Aim of the task: Lift every line from the entries that includes the word "квартиру".
┌──
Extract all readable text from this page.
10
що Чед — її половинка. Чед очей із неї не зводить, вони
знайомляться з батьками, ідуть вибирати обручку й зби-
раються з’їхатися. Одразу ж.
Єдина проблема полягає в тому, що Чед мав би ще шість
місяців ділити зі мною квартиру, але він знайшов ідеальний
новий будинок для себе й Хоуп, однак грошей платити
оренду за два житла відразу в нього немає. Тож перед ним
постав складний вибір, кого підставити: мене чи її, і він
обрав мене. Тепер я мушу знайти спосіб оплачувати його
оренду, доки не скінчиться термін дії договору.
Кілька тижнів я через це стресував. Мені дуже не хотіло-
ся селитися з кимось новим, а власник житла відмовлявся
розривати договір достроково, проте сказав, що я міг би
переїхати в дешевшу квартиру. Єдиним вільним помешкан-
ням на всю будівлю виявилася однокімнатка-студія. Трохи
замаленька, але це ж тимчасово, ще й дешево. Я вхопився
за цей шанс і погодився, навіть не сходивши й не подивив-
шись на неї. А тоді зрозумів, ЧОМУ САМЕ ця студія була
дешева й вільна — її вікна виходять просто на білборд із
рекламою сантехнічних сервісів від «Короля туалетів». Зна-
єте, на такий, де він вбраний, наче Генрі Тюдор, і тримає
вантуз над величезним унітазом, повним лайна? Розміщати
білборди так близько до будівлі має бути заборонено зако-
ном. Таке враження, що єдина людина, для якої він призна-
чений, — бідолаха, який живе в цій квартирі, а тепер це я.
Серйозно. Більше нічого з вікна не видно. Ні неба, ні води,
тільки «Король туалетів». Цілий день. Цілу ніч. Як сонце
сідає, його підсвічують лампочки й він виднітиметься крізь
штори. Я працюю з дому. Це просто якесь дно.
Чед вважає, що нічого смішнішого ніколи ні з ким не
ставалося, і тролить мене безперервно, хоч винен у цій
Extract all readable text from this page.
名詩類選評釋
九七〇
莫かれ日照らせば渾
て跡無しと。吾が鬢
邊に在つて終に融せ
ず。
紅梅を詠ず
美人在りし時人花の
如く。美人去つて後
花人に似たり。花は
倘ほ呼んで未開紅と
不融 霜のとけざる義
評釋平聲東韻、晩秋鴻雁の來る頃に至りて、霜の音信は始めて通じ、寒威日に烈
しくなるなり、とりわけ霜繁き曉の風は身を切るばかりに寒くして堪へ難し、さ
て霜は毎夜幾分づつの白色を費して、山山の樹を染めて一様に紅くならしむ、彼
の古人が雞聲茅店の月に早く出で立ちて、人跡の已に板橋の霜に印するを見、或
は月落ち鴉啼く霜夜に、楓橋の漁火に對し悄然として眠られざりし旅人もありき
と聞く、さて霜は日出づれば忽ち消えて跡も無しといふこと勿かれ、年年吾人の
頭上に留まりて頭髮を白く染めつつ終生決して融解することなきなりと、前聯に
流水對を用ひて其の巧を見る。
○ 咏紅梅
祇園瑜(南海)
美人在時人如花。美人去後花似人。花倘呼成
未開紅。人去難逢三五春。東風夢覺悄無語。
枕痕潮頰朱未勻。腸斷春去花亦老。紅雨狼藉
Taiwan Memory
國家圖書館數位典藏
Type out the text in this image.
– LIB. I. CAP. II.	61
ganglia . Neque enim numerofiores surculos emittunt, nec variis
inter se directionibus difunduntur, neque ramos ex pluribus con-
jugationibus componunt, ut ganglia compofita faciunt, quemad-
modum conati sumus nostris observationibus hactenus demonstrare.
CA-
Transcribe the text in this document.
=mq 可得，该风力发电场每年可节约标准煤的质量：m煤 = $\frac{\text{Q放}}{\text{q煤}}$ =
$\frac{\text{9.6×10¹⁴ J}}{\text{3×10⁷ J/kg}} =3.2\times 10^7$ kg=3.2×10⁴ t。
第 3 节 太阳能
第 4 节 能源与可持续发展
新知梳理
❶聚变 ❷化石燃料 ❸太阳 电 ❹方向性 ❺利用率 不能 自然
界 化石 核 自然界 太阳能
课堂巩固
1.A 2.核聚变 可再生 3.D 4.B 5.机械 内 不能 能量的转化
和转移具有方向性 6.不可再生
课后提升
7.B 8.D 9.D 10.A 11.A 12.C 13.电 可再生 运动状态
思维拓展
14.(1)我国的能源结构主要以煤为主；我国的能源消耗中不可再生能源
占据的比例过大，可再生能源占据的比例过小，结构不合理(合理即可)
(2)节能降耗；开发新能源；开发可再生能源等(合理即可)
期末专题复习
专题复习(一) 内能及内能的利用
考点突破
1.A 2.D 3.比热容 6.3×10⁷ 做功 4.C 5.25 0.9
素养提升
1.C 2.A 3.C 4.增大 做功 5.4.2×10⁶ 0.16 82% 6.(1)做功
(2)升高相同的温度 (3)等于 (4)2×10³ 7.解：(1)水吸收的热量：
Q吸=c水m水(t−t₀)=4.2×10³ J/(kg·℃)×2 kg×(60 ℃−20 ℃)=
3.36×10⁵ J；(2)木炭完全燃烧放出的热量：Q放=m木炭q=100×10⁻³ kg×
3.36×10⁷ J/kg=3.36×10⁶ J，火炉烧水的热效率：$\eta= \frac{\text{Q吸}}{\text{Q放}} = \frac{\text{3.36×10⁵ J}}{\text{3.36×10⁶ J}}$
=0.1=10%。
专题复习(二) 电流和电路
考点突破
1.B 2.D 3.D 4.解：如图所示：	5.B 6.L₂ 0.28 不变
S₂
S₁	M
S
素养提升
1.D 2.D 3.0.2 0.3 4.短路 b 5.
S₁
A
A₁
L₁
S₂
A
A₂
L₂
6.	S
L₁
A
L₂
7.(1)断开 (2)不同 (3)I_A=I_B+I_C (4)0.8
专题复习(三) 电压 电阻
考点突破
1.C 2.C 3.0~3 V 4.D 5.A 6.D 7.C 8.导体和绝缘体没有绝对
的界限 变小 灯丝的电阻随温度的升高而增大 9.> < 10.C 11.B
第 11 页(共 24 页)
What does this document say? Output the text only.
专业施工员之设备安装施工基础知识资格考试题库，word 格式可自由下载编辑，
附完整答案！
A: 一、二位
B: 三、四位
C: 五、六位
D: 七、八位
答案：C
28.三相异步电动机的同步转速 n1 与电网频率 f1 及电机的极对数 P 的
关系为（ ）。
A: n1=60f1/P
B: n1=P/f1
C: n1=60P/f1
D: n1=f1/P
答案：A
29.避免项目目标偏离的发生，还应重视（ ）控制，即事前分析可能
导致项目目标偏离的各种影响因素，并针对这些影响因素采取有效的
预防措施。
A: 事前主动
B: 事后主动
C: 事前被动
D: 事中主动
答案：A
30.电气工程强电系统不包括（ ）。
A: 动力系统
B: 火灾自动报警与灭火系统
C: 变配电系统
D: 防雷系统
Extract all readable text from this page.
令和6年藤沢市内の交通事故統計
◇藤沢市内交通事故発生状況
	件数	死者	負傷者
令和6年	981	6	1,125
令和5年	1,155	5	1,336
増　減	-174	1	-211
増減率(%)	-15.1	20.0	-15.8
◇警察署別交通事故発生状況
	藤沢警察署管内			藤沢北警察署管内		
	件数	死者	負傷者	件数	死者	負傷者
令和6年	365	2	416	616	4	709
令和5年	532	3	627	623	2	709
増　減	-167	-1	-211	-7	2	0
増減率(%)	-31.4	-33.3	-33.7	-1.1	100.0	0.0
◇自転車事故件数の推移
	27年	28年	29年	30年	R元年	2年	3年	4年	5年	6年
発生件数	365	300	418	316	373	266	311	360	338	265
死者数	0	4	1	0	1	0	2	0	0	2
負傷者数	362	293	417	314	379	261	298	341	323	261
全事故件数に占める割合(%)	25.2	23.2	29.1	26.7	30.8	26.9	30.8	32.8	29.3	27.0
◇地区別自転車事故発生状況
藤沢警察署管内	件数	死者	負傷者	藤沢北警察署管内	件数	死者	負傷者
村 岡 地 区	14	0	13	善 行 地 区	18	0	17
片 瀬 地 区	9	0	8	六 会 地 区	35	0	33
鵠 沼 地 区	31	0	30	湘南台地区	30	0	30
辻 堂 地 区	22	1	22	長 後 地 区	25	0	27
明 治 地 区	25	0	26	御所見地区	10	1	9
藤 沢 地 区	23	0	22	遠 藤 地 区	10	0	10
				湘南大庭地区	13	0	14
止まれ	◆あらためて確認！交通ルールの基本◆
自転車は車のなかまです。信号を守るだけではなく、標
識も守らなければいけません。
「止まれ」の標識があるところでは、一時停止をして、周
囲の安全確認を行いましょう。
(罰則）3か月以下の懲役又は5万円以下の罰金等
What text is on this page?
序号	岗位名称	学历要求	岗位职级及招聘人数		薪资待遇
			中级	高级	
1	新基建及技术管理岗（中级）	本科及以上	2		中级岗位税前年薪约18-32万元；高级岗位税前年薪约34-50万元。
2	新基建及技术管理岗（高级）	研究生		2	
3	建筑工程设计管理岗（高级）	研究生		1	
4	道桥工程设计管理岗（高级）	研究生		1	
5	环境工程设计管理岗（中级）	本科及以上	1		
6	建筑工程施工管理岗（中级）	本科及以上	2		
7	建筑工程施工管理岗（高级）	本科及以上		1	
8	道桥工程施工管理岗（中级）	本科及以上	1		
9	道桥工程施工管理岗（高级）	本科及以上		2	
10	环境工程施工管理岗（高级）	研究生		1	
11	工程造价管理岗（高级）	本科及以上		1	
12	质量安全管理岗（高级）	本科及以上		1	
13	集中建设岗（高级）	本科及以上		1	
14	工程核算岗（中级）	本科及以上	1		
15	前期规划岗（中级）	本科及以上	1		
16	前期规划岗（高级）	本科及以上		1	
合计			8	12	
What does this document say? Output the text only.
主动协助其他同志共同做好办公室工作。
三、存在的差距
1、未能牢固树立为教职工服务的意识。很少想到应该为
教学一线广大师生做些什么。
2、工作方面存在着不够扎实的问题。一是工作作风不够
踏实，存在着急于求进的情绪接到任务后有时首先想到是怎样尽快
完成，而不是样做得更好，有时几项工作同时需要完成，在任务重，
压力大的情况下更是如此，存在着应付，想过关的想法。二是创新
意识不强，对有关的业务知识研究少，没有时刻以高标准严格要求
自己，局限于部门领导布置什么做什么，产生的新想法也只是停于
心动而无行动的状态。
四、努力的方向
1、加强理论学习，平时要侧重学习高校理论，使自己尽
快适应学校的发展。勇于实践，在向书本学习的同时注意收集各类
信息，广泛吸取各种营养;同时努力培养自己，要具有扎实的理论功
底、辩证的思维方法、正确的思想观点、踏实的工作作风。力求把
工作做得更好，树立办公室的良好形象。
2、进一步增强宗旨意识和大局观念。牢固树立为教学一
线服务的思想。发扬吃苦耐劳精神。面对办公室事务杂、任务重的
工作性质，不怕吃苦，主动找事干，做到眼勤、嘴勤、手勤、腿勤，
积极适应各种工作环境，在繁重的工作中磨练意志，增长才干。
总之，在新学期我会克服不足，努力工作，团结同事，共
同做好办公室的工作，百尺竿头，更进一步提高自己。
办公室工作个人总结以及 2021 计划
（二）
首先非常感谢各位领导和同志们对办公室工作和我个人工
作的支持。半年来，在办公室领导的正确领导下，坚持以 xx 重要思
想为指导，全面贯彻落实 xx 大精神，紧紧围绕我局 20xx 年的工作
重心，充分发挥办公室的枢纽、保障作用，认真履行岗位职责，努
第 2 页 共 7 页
└──
Full solution:
місяців ділити зі мною квартиру, але він знайшов ідеальний
переїхати в дешевшу квартиру. Єдиним вільним помешкан-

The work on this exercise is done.